Dataset entries:
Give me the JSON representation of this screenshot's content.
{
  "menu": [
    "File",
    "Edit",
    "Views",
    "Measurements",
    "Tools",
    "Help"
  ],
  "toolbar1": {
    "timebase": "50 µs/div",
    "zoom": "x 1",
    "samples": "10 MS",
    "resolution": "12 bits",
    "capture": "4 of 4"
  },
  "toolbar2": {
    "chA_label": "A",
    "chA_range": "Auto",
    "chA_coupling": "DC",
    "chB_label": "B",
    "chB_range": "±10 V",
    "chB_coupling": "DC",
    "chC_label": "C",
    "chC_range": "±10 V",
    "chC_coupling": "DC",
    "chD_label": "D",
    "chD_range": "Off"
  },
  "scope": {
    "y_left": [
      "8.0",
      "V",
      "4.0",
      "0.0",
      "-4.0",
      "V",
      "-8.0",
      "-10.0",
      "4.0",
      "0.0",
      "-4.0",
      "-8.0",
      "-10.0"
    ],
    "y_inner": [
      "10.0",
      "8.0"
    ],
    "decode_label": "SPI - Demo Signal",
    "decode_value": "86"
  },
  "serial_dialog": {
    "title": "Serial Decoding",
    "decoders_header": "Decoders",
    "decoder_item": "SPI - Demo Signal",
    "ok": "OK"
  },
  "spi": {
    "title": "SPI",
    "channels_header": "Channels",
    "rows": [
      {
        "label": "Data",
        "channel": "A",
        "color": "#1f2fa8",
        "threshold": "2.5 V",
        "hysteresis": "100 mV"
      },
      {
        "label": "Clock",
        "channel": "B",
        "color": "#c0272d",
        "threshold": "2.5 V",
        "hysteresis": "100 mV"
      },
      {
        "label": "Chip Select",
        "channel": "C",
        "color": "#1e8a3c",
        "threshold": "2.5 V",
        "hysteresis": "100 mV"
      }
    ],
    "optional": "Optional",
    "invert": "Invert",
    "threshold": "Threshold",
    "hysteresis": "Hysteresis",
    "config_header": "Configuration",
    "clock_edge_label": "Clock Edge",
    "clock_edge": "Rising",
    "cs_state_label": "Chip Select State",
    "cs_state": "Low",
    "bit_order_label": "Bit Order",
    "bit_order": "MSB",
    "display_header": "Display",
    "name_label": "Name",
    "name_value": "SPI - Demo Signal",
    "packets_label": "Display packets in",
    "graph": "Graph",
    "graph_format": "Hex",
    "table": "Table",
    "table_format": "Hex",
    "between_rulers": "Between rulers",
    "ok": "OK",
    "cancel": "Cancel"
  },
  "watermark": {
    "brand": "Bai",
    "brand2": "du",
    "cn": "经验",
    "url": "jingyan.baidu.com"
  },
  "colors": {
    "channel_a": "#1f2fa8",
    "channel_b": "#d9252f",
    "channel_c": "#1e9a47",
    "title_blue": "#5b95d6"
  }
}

Task directions:
Retype the entries one by one, exactly.

Result of this task:
Give me the JSON representation of this screenshot's content.
{
  "menu": [
    "File",
    "Edit",
    "Views",
    "Measurements",
    "Tools",
    "Help"
  ],
  "toolbar1": {
    "timebase": "50 µs/div",
    "zoom": "x 1",
    "samples": "10 MS",
    "resolution": "12 bits",
    "capture": "4 of 4"
  },
  "toolbar2": {
    "chA_label": "A",
    "chA_range": "Auto",
    "chA_coupling": "DC",
    "chB_label": "B",
    "chB_range": "±10 V",
    "chB_coupling": "DC",
    "chC_label": "C",
    "chC_range": "±10 V",
    "chC_coupling": "DC",
    "chD_label": "D",
    "chD_range": "Off"
  },
  "scope": {
    "y_left": [
      "8.0",
      "V",
      "4.0",
      "0.0",
      "-4.0",
      "V",
      "-8.0",
      "-10.0",
      "4.0",
      "0.0",
      "-4.0",
      "-8.0",
      "-10.0"
    ],
    "y_inner": [
      "10.0",
      "8.0"
    ],
    "decode_label": "SPI - Demo Signal",
    "decode_value": "86"
  },
  "serial_dialog": {
    "title": "Serial Decoding",
    "decoders_header": "Decoders",
    "decoder_item": "SPI - Demo Signal",
    "ok": "OK"
  },
  "spi": {
    "title": "SPI",
    "channels_header": "Channels",
    "rows": [
      {
        "label": "Data",
        "channel": "A",
        "color": "#1f2fa8",
        "threshold": "2.5 V",
        "hysteresis": "100 mV"
      },
      {
        "label": "Clock",
        "channel": "B",
        "color": "#c0272d",
        "threshold": "2.5 V",
        "hysteresis": "100 mV"
      },
      {
        "label": "Chip Select",
        "channel": "C",
        "color": "#1e8a3c",
        "threshold": "2.5 V",
        "hysteresis": "100 mV"
      }
    ],
    "optional": "Optional",
    "invert": "Invert",
    "threshold": "Threshold",
    "hysteresis": "Hysteresis",
    "config_header": "Configuration",
    "clock_edge_label": "Clock Edge",
    "clock_edge": "Rising",
    "cs_state_label": "Chip Select State",
    "cs_state": "Low",
    "bit_order_label": "Bit Order",
    "bit_order": "MSB",
    "display_header": "Display",
    "name_label": "Name",
    "name_value": "SPI - Demo Signal",
    "packets_label": "Display packets in",
    "graph": "Graph",
    "graph_format": "Hex",
    "table": "Table",
    "table_format": "Hex",
    "between_rulers": "Between rulers",
    "ok": "OK",
    "cancel": "Cancel"
  },
  "watermark": {
    "brand": "Bai",
    "brand2": "du",
    "cn": "经验",
    "url": "jingyan.baidu.com"
  },
  "colors": {
    "channel_a": "#1f2fa8",
    "channel_b": "#d9252f",
    "channel_c": "#1e9a47",
    "title_blue": "#5b95d6"
  }
}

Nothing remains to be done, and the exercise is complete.